Write the material out again exactly.
........
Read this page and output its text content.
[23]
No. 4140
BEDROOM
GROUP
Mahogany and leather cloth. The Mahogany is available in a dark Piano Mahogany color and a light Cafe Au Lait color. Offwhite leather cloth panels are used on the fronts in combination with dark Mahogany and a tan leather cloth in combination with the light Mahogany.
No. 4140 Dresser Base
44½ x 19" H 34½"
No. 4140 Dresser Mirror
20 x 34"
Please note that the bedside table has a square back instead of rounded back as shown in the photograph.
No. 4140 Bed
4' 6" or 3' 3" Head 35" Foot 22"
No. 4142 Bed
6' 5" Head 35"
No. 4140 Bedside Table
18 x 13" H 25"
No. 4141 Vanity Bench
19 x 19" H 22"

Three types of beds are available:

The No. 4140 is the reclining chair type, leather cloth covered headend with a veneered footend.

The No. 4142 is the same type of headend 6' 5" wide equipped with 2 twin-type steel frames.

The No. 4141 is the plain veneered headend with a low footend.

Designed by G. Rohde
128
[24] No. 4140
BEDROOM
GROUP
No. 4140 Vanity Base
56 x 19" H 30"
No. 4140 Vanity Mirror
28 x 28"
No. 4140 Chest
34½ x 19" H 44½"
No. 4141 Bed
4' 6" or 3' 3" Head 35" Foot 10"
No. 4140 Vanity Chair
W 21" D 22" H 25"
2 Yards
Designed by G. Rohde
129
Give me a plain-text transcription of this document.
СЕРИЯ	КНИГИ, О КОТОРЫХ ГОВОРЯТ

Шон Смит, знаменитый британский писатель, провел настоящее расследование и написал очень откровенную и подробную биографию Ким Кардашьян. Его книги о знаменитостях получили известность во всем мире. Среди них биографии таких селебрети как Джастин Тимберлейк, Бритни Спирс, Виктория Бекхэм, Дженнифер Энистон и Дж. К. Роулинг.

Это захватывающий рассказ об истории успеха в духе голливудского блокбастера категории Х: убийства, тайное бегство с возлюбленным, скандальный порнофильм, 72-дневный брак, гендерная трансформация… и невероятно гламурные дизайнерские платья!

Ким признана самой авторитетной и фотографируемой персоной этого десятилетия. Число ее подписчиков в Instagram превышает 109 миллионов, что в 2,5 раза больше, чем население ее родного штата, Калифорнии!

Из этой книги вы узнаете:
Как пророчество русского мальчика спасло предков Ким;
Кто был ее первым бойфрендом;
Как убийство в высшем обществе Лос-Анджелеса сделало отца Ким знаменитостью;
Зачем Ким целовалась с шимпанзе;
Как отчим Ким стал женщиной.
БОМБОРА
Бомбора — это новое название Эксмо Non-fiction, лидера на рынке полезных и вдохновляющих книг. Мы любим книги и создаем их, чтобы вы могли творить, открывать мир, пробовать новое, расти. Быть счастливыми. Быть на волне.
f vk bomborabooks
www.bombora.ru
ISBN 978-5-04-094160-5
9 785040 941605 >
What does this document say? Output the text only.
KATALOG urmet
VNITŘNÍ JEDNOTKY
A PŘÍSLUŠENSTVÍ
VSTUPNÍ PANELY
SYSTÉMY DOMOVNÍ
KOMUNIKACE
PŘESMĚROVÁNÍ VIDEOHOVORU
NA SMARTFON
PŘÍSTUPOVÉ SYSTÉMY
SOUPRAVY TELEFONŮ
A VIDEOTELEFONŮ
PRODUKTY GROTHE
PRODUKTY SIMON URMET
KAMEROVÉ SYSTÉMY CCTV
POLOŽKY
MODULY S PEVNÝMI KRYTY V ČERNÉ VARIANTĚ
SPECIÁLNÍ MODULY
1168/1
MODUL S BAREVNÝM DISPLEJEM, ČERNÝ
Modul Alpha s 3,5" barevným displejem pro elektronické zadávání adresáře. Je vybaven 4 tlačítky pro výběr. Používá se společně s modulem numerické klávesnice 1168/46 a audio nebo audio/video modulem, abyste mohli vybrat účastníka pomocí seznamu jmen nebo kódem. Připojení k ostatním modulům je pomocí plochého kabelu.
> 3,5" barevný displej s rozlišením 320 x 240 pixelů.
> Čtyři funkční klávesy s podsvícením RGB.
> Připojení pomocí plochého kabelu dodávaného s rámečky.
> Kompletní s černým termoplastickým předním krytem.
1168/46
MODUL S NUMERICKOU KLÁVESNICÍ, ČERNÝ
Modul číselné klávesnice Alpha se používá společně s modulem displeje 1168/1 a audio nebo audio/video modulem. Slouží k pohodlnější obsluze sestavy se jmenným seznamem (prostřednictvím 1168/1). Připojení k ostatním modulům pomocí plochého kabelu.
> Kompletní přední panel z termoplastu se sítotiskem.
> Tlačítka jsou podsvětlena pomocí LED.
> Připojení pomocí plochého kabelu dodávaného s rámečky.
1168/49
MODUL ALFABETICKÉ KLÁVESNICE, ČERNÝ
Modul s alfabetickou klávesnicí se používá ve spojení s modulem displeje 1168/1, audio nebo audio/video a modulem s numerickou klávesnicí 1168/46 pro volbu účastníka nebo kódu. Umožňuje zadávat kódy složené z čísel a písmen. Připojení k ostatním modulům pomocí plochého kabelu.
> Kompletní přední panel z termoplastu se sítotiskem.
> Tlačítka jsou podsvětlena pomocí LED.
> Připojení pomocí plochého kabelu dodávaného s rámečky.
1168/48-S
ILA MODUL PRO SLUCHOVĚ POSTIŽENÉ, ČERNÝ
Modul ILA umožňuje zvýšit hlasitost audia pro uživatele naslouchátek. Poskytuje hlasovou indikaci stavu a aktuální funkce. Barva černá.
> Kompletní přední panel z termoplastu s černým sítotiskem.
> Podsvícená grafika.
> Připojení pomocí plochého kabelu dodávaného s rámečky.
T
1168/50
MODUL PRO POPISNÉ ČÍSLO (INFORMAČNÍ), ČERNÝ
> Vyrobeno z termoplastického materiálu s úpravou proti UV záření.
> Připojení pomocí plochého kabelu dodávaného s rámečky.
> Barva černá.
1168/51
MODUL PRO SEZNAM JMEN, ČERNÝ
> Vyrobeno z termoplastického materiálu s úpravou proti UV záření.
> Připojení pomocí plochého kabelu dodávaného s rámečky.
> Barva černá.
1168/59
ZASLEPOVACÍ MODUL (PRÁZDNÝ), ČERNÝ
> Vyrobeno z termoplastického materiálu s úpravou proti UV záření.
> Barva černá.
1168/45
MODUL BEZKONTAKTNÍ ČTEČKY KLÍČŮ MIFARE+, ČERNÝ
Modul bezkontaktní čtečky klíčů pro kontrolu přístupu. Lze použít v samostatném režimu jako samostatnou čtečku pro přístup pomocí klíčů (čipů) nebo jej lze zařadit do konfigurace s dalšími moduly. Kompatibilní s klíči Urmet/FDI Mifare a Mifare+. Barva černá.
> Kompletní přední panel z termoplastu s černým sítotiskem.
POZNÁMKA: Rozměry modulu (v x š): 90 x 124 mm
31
........
> [OUTPUT FOR THIS TASK]:
Read this page and output its text content.
[23]
No. 4140
BEDROOM
GROUP
Mahogany and leather cloth. The Mahogany is available in a dark Piano Mahogany color and a light Cafe Au Lait color. Offwhite leather cloth panels are used on the fronts in combination with dark Mahogany and a tan leather cloth in combination with the light Mahogany.
No. 4140 Dresser Base
44½ x 19" H 34½"
No. 4140 Dresser Mirror
20 x 34"
Please note that the bedside table has a square back instead of rounded back as shown in the photograph.
No. 4140 Bed
4' 6" or 3' 3" Head 35" Foot 22"
No. 4142 Bed
6' 5" Head 35"
No. 4140 Bedside Table
18 x 13" H 25"
No. 4141 Vanity Bench
19 x 19" H 22"

Three types of beds are available:

The No. 4140 is the reclining chair type, leather cloth covered headend with a veneered footend.

The No. 4142 is the same type of headend 6' 5" wide equipped with 2 twin-type steel frames.

The No. 4141 is the plain veneered headend with a low footend.

Designed by G. Rohde
128
[24] No. 4140
BEDROOM
GROUP
No. 4140 Vanity Base
56 x 19" H 30"
No. 4140 Vanity Mirror
28 x 28"
No. 4140 Chest
34½ x 19" H 44½"
No. 4141 Bed
4' 6" or 3' 3" Head 35" Foot 10"
No. 4140 Vanity Chair
W 21" D 22" H 25"
2 Yards
Designed by G. Rohde
129
Give me a plain-text transcription of this document.
СЕРИЯ	КНИГИ, О КОТОРЫХ ГОВОРЯТ

Шон Смит, знаменитый британский писатель, провел настоящее расследование и написал очень откровенную и подробную биографию Ким Кардашьян. Его книги о знаменитостях получили известность во всем мире. Среди них биографии таких селебрети как Джастин Тимберлейк, Бритни Спирс, Виктория Бекхэм, Дженнифер Энистон и Дж. К. Роулинг.

Это захватывающий рассказ об истории успеха в духе голливудского блокбастера категории Х: убийства, тайное бегство с возлюбленным, скандальный порнофильм, 72-дневный брак, гендерная трансформация… и невероятно гламурные дизайнерские платья!

Ким признана самой авторитетной и фотографируемой персоной этого десятилетия. Число ее подписчиков в Instagram превышает 109 миллионов, что в 2,5 раза больше, чем население ее родного штата, Калифорнии!

Из этой книги вы узнаете:
Как пророчество русского мальчика спасло предков Ким;
Кто был ее первым бойфрендом;
Как убийство в высшем обществе Лос-Анджелеса сделало отца Ким знаменитостью;
Зачем Ким целовалась с шимпанзе;
Как отчим Ким стал женщиной.
БОМБОРА
Бомбора — это новое название Эксмо Non-fiction, лидера на рынке полезных и вдохновляющих книг. Мы любим книги и создаем их, чтобы вы могли творить, открывать мир, пробовать новое, расти. Быть счастливыми. Быть на волне.
f vk bomborabooks
www.bombora.ru
ISBN 978-5-04-094160-5
9 785040 941605 >
What does this document say? Output the text only.
KATALOG urmet
VNITŘNÍ JEDNOTKY
A PŘÍSLUŠENSTVÍ
VSTUPNÍ PANELY
SYSTÉMY DOMOVNÍ
KOMUNIKACE
PŘESMĚROVÁNÍ VIDEOHOVORU
NA SMARTFON
PŘÍSTUPOVÉ SYSTÉMY
SOUPRAVY TELEFONŮ
A VIDEOTELEFONŮ
PRODUKTY GROTHE
PRODUKTY SIMON URMET
KAMEROVÉ SYSTÉMY CCTV
POLOŽKY
MODULY S PEVNÝMI KRYTY V ČERNÉ VARIANTĚ
SPECIÁLNÍ MODULY
1168/1
MODUL S BAREVNÝM DISPLEJEM, ČERNÝ
Modul Alpha s 3,5" barevným displejem pro elektronické zadávání adresáře. Je vybaven 4 tlačítky pro výběr. Používá se společně s modulem numerické klávesnice 1168/46 a audio nebo audio/video modulem, abyste mohli vybrat účastníka pomocí seznamu jmen nebo kódem. Připojení k ostatním modulům je pomocí plochého kabelu.
> 3,5" barevný displej s rozlišením 320 x 240 pixelů.
> Čtyři funkční klávesy s podsvícením RGB.
> Připojení pomocí plochého kabelu dodávaného s rámečky.
> Kompletní s černým termoplastickým předním krytem.
1168/46
MODUL S NUMERICKOU KLÁVESNICÍ, ČERNÝ
Modul číselné klávesnice Alpha se používá společně s modulem displeje 1168/1 a audio nebo audio/video modulem. Slouží k pohodlnější obsluze sestavy se jmenným seznamem (prostřednictvím 1168/1). Připojení k ostatním modulům pomocí plochého kabelu.
> Kompletní přední panel z termoplastu se sítotiskem.
> Tlačítka jsou podsvětlena pomocí LED.
> Připojení pomocí plochého kabelu dodávaného s rámečky.
1168/49
MODUL ALFABETICKÉ KLÁVESNICE, ČERNÝ
Modul s alfabetickou klávesnicí se používá ve spojení s modulem displeje 1168/1, audio nebo audio/video a modulem s numerickou klávesnicí 1168/46 pro volbu účastníka nebo kódu. Umožňuje zadávat kódy složené z čísel a písmen. Připojení k ostatním modulům pomocí plochého kabelu.
> Kompletní přední panel z termoplastu se sítotiskem.
> Tlačítka jsou podsvětlena pomocí LED.
> Připojení pomocí plochého kabelu dodávaného s rámečky.
1168/48-S
ILA MODUL PRO SLUCHOVĚ POSTIŽENÉ, ČERNÝ
Modul ILA umožňuje zvýšit hlasitost audia pro uživatele naslouchátek. Poskytuje hlasovou indikaci stavu a aktuální funkce. Barva černá.
> Kompletní přední panel z termoplastu s černým sítotiskem.
> Podsvícená grafika.
> Připojení pomocí plochého kabelu dodávaného s rámečky.
T
1168/50
MODUL PRO POPISNÉ ČÍSLO (INFORMAČNÍ), ČERNÝ
> Vyrobeno z termoplastického materiálu s úpravou proti UV záření.
> Připojení pomocí plochého kabelu dodávaného s rámečky.
> Barva černá.
1168/51
MODUL PRO SEZNAM JMEN, ČERNÝ
> Vyrobeno z termoplastického materiálu s úpravou proti UV záření.
> Připojení pomocí plochého kabelu dodávaného s rámečky.
> Barva černá.
1168/59
ZASLEPOVACÍ MODUL (PRÁZDNÝ), ČERNÝ
> Vyrobeno z termoplastického materiálu s úpravou proti UV záření.
> Barva černá.
1168/45
MODUL BEZKONTAKTNÍ ČTEČKY KLÍČŮ MIFARE+, ČERNÝ
Modul bezkontaktní čtečky klíčů pro kontrolu přístupu. Lze použít v samostatném režimu jako samostatnou čtečku pro přístup pomocí klíčů (čipů) nebo jej lze zařadit do konfigurace s dalšími moduly. Kompatibilní s klíči Urmet/FDI Mifare a Mifare+. Barva černá.
> Kompletní přední panel z termoplastu s černým sítotiskem.
POZNÁMKA: Rozměry modulu (v x š): 90 x 124 mm
31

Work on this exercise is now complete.